*WORK TO DO*
Word for word, give the material below again, minus any images.

══ EXERCISE INPUT

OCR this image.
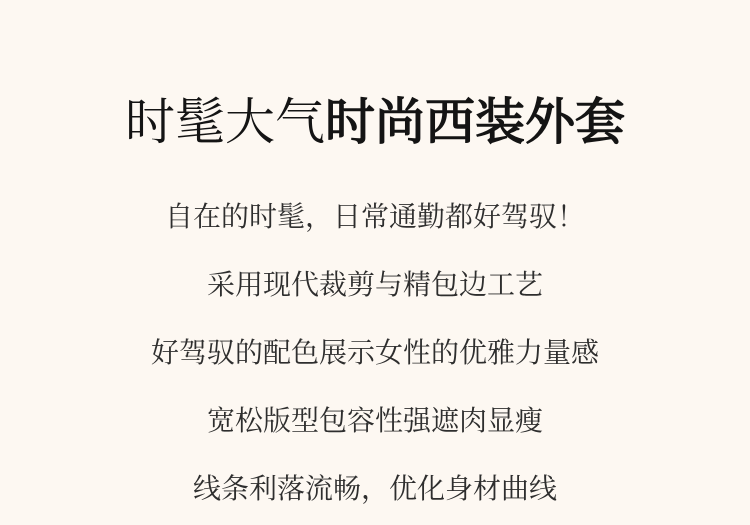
时髦大气时尚西装外套

自在的时髦，日常通勤都好驾驭！

采用现代裁剪与精包边工艺

好驾驭的配色展示女性的优雅力量感

宽松版型包容性强遮肉显瘦

线条利落流畅，优化身材曲线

════

*FULL SOLUTION*
OCR this image.
时髦大气时尚西装外套

自在的时髦，日常通勤都好驾驭！

采用现代裁剪与精包边工艺

好驾驭的配色展示女性的优雅力量感

宽松版型包容性强遮肉显瘦

线条利落流畅，优化身材曲线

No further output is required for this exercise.